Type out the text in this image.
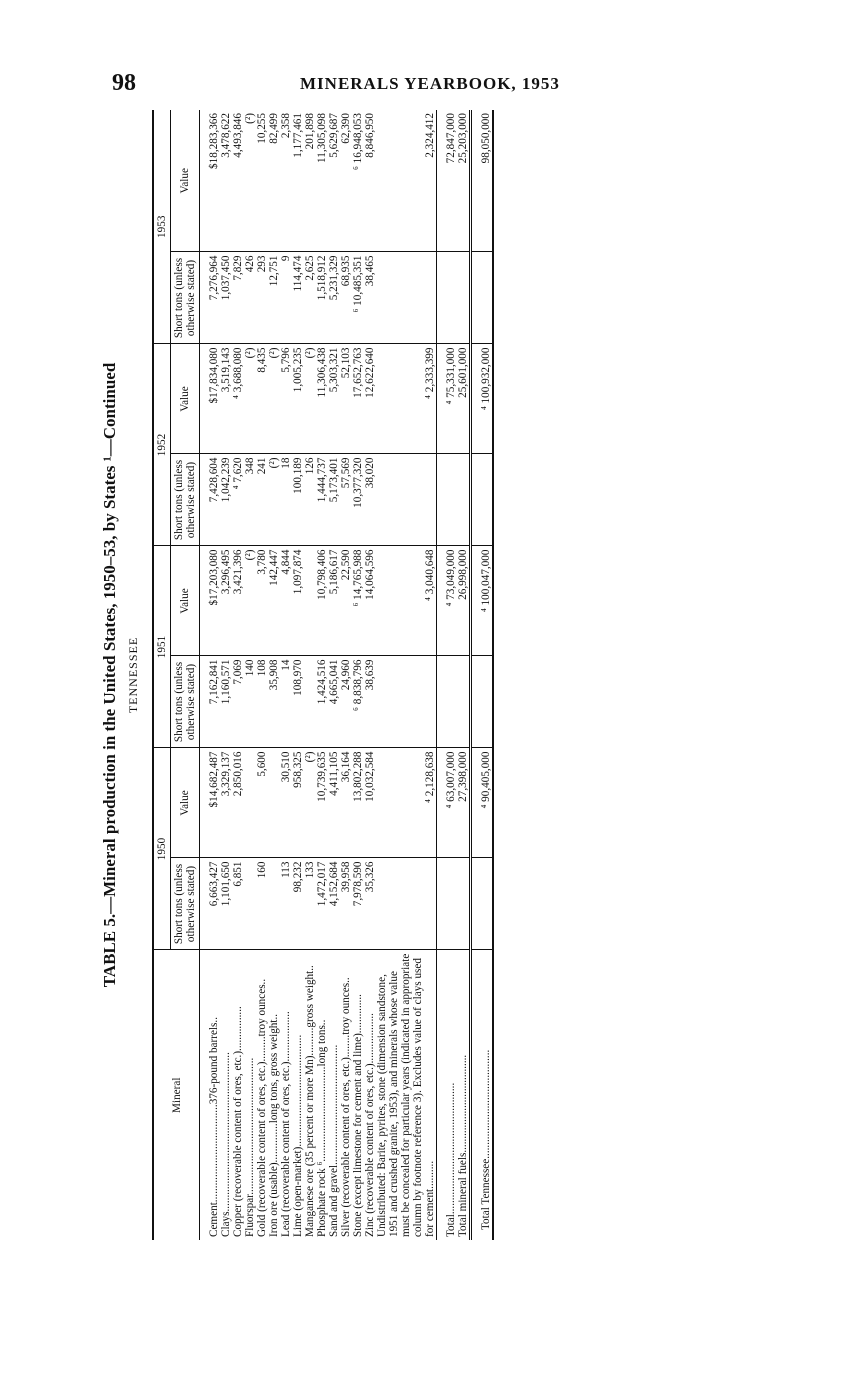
98	MINERALS YEARBOOK, 1953
TABLE 5.—Mineral production in the United States, 1950–53, by States ¹—Continued TENNESSEE
Mineral	1950		1951		1952		1953	
	Short tons (unless otherwise stated)	Value	Short tons (unless otherwise stated)	Value	Short tons (unless otherwise stated)	Value	Short tons (unless otherwise stated)	Value
Cement...................................376-pound barrels..	6,663,427	$14,682,487	7,162,841	$17,203,080	7,428,604	$17,834,080	7,276,964	$18,283,366
Clays.........................................................	1,101,650	3,329,137	1,160,571	3,296,495	1,042,239	3,519,143	1,037,450	3,478,622
Copper (recoverable content of ores, etc.)................	6,851	2,850,016	7,069	3,421,396	⁴ 7,620	⁴ 3,688,080	7,829	4,493,846
Fluorspar.................................................			140	(²)	348	(²)	426	(²)
Gold (recoverable content of ores, etc.).........troy ounces..	160	5,600	108	3,780	241	8,435	293	10,255
Iron ore (usable)..............long tons, gross weight..			35,908	142,447	(²)	(²)	12,751	82,499
Lead (recoverable content of ores, etc.)..................	113	30,510	14	4,844	18	5,796	9	2,358
Lime (open-market)........................................	98,232	958,325	108,970	1,097,874	100,189	1,005,235	114,474	1,177,461
Manganese ore (35 percent or more Mn)..........gross weight..	133	(²)			126	(²)	2,625	201,898
Phosphate rock ⁶..................................long tons..	1,472,017	10,739,635	1,424,516	10,798,406	1,444,737	11,306,438	1,518,912	11,305,098
Sand and gravel...........................................	4,152,684	4,411,105	4,665,041	5,186,617	5,173,401	5,303,321	5,231,329	5,629,687
Silver (recoverable content of ores, etc.)........troy ounces..	39,958	36,164	24,960	22,590	57,569	52,103	68,935	62,390
Stone (except limestone for cement and lime)..............	7,978,590	13,802,288	⁶ 8,838,796	⁶ 14,765,988	10,377,320	17,652,763	⁶ 10,485,351	⁶ 16,948,053
Zinc (recoverable content of ores, etc.)..................	35,326	10,032,584	38,639	14,064,596	38,020	12,622,640	38,465	8,846,950
Undistributed: Barite, pyrites, stone (dimension sandstone, 1951 and crushed granite, 1953), and minerals whose value must be concealed for particular years (indicated in appropriate column by footnote reference 3). Excludes value of clays used for cement..........		⁴ 2,128,638		⁴ 3,040,648		⁴ 2,333,399		2,324,412
Total...............................................		⁴ 63,007,000		⁴ 73,049,000		⁴ 75,331,000		72,847,000
Total mineral fuels...................................		27,398,000		26,998,000		25,601,000		25,203,000
Total Tennessee.......................................		⁴ 90,405,000		⁴ 100,047,000		⁴ 100,932,000		98,050,000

•••

(The request) Copy out all lines where the word "ounces" appears.

(Correct result)
Gold (recoverable content of ores, etc.).........troy ounces..	160	5,600	108	3,780	241	8,435	293	10,255
Silver (recoverable content of ores, etc.)........troy ounces..	39,958	36,164	24,960	22,590	57,569	52,103	68,935	62,390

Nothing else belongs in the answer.